EXERCISE DIRECTIONS ->
Write out each record again exactly as it stands.
──────── THE INPUT
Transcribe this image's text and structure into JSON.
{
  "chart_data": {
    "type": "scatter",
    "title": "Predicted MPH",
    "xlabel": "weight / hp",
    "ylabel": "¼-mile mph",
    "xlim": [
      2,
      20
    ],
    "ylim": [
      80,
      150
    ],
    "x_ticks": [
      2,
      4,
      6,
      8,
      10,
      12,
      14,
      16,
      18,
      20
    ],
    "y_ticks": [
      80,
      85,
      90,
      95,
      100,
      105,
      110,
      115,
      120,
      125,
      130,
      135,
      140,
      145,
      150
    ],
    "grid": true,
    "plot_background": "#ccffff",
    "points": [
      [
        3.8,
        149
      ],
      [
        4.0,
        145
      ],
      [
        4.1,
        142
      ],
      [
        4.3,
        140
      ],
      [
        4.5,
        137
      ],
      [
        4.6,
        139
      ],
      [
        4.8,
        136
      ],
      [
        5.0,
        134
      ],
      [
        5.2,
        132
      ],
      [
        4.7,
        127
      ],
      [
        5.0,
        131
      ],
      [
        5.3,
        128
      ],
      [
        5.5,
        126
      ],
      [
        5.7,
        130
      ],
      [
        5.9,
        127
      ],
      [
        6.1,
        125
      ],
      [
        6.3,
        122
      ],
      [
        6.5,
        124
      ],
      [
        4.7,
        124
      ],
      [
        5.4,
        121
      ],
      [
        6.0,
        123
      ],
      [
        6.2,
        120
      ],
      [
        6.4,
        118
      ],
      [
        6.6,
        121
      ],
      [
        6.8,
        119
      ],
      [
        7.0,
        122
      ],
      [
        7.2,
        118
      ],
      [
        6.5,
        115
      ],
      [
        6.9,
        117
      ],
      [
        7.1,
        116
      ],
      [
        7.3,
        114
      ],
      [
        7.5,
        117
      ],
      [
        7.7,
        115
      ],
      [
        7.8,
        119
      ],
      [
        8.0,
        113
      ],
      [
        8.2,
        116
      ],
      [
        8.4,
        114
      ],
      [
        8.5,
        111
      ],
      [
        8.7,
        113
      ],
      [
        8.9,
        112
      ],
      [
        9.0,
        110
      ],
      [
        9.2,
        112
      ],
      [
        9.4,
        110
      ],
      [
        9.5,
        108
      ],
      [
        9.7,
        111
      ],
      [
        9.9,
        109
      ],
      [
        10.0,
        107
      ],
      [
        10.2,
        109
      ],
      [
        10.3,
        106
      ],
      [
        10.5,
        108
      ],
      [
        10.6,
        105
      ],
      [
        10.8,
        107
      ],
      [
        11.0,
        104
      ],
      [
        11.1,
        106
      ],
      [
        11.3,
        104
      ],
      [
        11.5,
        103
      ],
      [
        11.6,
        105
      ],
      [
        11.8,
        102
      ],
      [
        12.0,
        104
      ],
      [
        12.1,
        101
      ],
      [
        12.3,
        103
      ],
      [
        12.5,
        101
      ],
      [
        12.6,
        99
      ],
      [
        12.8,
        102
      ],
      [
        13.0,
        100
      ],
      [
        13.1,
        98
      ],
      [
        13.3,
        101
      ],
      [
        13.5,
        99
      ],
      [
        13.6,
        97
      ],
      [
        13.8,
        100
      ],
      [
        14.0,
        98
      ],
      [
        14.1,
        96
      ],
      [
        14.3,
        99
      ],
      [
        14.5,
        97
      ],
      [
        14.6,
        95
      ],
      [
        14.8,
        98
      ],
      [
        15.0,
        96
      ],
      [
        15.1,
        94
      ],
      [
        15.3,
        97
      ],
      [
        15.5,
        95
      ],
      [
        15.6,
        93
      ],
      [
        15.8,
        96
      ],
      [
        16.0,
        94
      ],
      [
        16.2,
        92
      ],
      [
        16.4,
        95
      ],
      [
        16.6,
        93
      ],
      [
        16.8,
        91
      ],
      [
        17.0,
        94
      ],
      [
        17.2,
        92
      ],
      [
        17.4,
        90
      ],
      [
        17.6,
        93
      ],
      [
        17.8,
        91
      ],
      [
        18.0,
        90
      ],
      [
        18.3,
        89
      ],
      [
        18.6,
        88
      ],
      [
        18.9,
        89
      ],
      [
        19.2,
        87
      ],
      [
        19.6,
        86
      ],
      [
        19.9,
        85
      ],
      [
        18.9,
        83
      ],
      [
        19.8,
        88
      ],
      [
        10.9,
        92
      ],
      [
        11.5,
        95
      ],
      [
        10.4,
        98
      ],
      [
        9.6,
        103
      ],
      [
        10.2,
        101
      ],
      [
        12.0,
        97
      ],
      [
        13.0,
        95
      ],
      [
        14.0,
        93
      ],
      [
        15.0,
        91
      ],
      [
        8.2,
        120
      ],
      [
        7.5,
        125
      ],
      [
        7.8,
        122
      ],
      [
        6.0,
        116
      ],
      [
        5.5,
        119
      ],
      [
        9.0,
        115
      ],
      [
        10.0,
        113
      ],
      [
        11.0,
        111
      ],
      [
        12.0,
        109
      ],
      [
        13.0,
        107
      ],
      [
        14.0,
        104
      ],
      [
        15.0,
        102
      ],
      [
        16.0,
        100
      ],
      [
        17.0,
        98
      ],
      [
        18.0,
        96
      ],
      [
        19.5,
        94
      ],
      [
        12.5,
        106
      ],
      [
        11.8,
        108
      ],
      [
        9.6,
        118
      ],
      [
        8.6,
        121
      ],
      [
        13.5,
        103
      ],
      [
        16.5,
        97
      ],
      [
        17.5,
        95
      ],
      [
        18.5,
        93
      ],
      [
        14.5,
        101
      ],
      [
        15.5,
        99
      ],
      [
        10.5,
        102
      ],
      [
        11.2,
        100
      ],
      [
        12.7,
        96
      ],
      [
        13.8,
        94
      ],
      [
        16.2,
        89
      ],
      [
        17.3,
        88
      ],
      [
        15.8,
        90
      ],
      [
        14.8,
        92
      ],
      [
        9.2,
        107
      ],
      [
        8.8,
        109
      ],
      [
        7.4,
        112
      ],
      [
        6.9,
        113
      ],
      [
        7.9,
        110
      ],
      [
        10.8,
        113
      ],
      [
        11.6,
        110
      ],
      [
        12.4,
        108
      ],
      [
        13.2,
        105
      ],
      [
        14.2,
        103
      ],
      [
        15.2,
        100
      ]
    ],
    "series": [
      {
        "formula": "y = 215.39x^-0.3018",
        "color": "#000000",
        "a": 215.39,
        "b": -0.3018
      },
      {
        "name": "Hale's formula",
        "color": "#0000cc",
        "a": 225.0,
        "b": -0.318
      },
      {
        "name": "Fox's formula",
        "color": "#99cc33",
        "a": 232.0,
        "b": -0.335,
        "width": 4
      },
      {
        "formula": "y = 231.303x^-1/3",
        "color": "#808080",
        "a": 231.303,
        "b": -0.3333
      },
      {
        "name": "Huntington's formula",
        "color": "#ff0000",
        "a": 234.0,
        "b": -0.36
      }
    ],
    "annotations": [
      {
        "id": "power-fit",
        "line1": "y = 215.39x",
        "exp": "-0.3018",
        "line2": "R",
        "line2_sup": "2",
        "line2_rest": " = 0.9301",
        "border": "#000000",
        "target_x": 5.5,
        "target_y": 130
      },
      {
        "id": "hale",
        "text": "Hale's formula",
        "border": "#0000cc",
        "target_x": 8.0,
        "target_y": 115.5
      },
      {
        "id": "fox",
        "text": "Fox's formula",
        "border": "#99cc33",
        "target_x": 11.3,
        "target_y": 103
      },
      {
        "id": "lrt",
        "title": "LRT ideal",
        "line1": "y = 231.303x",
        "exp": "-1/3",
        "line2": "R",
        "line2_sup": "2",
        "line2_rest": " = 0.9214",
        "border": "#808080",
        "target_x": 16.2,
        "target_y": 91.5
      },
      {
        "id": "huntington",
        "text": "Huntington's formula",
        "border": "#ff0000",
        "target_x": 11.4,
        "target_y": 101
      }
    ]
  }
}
────────────────
THE SOLUTION ->
Transcribe this image's text and structure into JSON.
{
  "chart_data": {
    "type": "scatter",
    "title": "Predicted MPH",
    "xlabel": "weight / hp",
    "ylabel": "¼-mile mph",
    "xlim": [
      2,
      20
    ],
    "ylim": [
      80,
      150
    ],
    "x_ticks": [
      2,
      4,
      6,
      8,
      10,
      12,
      14,
      16,
      18,
      20
    ],
    "y_ticks": [
      80,
      85,
      90,
      95,
      100,
      105,
      110,
      115,
      120,
      125,
      130,
      135,
      140,
      145,
      150
    ],
    "grid": true,
    "plot_background": "#ccffff",
    "points": [
      [
        3.8,
        149
      ],
      [
        4.0,
        145
      ],
      [
        4.1,
        142
      ],
      [
        4.3,
        140
      ],
      [
        4.5,
        137
      ],
      [
        4.6,
        139
      ],
      [
        4.8,
        136
      ],
      [
        5.0,
        134
      ],
      [
        5.2,
        132
      ],
      [
        4.7,
        127
      ],
      [
        5.0,
        131
      ],
      [
        5.3,
        128
      ],
      [
        5.5,
        126
      ],
      [
        5.7,
        130
      ],
      [
        5.9,
        127
      ],
      [
        6.1,
        125
      ],
      [
        6.3,
        122
      ],
      [
        6.5,
        124
      ],
      [
        4.7,
        124
      ],
      [
        5.4,
        121
      ],
      [
        6.0,
        123
      ],
      [
        6.2,
        120
      ],
      [
        6.4,
        118
      ],
      [
        6.6,
        121
      ],
      [
        6.8,
        119
      ],
      [
        7.0,
        122
      ],
      [
        7.2,
        118
      ],
      [
        6.5,
        115
      ],
      [
        6.9,
        117
      ],
      [
        7.1,
        116
      ],
      [
        7.3,
        114
      ],
      [
        7.5,
        117
      ],
      [
        7.7,
        115
      ],
      [
        7.8,
        119
      ],
      [
        8.0,
        113
      ],
      [
        8.2,
        116
      ],
      [
        8.4,
        114
      ],
      [
        8.5,
        111
      ],
      [
        8.7,
        113
      ],
      [
        8.9,
        112
      ],
      [
        9.0,
        110
      ],
      [
        9.2,
        112
      ],
      [
        9.4,
        110
      ],
      [
        9.5,
        108
      ],
      [
        9.7,
        111
      ],
      [
        9.9,
        109
      ],
      [
        10.0,
        107
      ],
      [
        10.2,
        109
      ],
      [
        10.3,
        106
      ],
      [
        10.5,
        108
      ],
      [
        10.6,
        105
      ],
      [
        10.8,
        107
      ],
      [
        11.0,
        104
      ],
      [
        11.1,
        106
      ],
      [
        11.3,
        104
      ],
      [
        11.5,
        103
      ],
      [
        11.6,
        105
      ],
      [
        11.8,
        102
      ],
      [
        12.0,
        104
      ],
      [
        12.1,
        101
      ],
      [
        12.3,
        103
      ],
      [
        12.5,
        101
      ],
      [
        12.6,
        99
      ],
      [
        12.8,
        102
      ],
      [
        13.0,
        100
      ],
      [
        13.1,
        98
      ],
      [
        13.3,
        101
      ],
      [
        13.5,
        99
      ],
      [
        13.6,
        97
      ],
      [
        13.8,
        100
      ],
      [
        14.0,
        98
      ],
      [
        14.1,
        96
      ],
      [
        14.3,
        99
      ],
      [
        14.5,
        97
      ],
      [
        14.6,
        95
      ],
      [
        14.8,
        98
      ],
      [
        15.0,
        96
      ],
      [
        15.1,
        94
      ],
      [
        15.3,
        97
      ],
      [
        15.5,
        95
      ],
      [
        15.6,
        93
      ],
      [
        15.8,
        96
      ],
      [
        16.0,
        94
      ],
      [
        16.2,
        92
      ],
      [
        16.4,
        95
      ],
      [
        16.6,
        93
      ],
      [
        16.8,
        91
      ],
      [
        17.0,
        94
      ],
      [
        17.2,
        92
      ],
      [
        17.4,
        90
      ],
      [
        17.6,
        93
      ],
      [
        17.8,
        91
      ],
      [
        18.0,
        90
      ],
      [
        18.3,
        89
      ],
      [
        18.6,
        88
      ],
      [
        18.9,
        89
      ],
      [
        19.2,
        87
      ],
      [
        19.6,
        86
      ],
      [
        19.9,
        85
      ],
      [
        18.9,
        83
      ],
      [
        19.8,
        88
      ],
      [
        10.9,
        92
      ],
      [
        11.5,
        95
      ],
      [
        10.4,
        98
      ],
      [
        9.6,
        103
      ],
      [
        10.2,
        101
      ],
      [
        12.0,
        97
      ],
      [
        13.0,
        95
      ],
      [
        14.0,
        93
      ],
      [
        15.0,
        91
      ],
      [
        8.2,
        120
      ],
      [
        7.5,
        125
      ],
      [
        7.8,
        122
      ],
      [
        6.0,
        116
      ],
      [
        5.5,
        119
      ],
      [
        9.0,
        115
      ],
      [
        10.0,
        113
      ],
      [
        11.0,
        111
      ],
      [
        12.0,
        109
      ],
      [
        13.0,
        107
      ],
      [
        14.0,
        104
      ],
      [
        15.0,
        102
      ],
      [
        16.0,
        100
      ],
      [
        17.0,
        98
      ],
      [
        18.0,
        96
      ],
      [
        19.5,
        94
      ],
      [
        12.5,
        106
      ],
      [
        11.8,
        108
      ],
      [
        9.6,
        118
      ],
      [
        8.6,
        121
      ],
      [
        13.5,
        103
      ],
      [
        16.5,
        97
      ],
      [
        17.5,
        95
      ],
      [
        18.5,
        93
      ],
      [
        14.5,
        101
      ],
      [
        15.5,
        99
      ],
      [
        10.5,
        102
      ],
      [
        11.2,
        100
      ],
      [
        12.7,
        96
      ],
      [
        13.8,
        94
      ],
      [
        16.2,
        89
      ],
      [
        17.3,
        88
      ],
      [
        15.8,
        90
      ],
      [
        14.8,
        92
      ],
      [
        9.2,
        107
      ],
      [
        8.8,
        109
      ],
      [
        7.4,
        112
      ],
      [
        6.9,
        113
      ],
      [
        7.9,
        110
      ],
      [
        10.8,
        113
      ],
      [
        11.6,
        110
      ],
      [
        12.4,
        108
      ],
      [
        13.2,
        105
      ],
      [
        14.2,
        103
      ],
      [
        15.2,
        100
      ]
    ],
    "series": [
      {
        "formula": "y = 215.39x^-0.3018",
        "color": "#000000",
        "a": 215.39,
        "b": -0.3018
      },
      {
        "name": "Hale's formula",
        "color": "#0000cc",
        "a": 225.0,
        "b": -0.318
      },
      {
        "name": "Fox's formula",
        "color": "#99cc33",
        "a": 232.0,
        "b": -0.335,
        "width": 4
      },
      {
        "formula": "y = 231.303x^-1/3",
        "color": "#808080",
        "a": 231.303,
        "b": -0.3333
      },
      {
        "name": "Huntington's formula",
        "color": "#ff0000",
        "a": 234.0,
        "b": -0.36
      }
    ],
    "annotations": [
      {
        "id": "power-fit",
        "line1": "y = 215.39x",
        "exp": "-0.3018",
        "line2": "R",
        "line2_sup": "2",
        "line2_rest": " = 0.9301",
        "border": "#000000",
        "target_x": 5.5,
        "target_y": 130
      },
      {
        "id": "hale",
        "text": "Hale's formula",
        "border": "#0000cc",
        "target_x": 8.0,
        "target_y": 115.5
      },
      {
        "id": "fox",
        "text": "Fox's formula",
        "border": "#99cc33",
        "target_x": 11.3,
        "target_y": 103
      },
      {
        "id": "lrt",
        "title": "LRT ideal",
        "line1": "y = 231.303x",
        "exp": "-1/3",
        "line2": "R",
        "line2_sup": "2",
        "line2_rest": " = 0.9214",
        "border": "#808080",
        "target_x": 16.2,
        "target_y": 91.5
      },
      {
        "id": "huntington",
        "text": "Huntington's formula",
        "border": "#ff0000",
        "target_x": 11.4,
        "target_y": 101
      }
    ]
  }
}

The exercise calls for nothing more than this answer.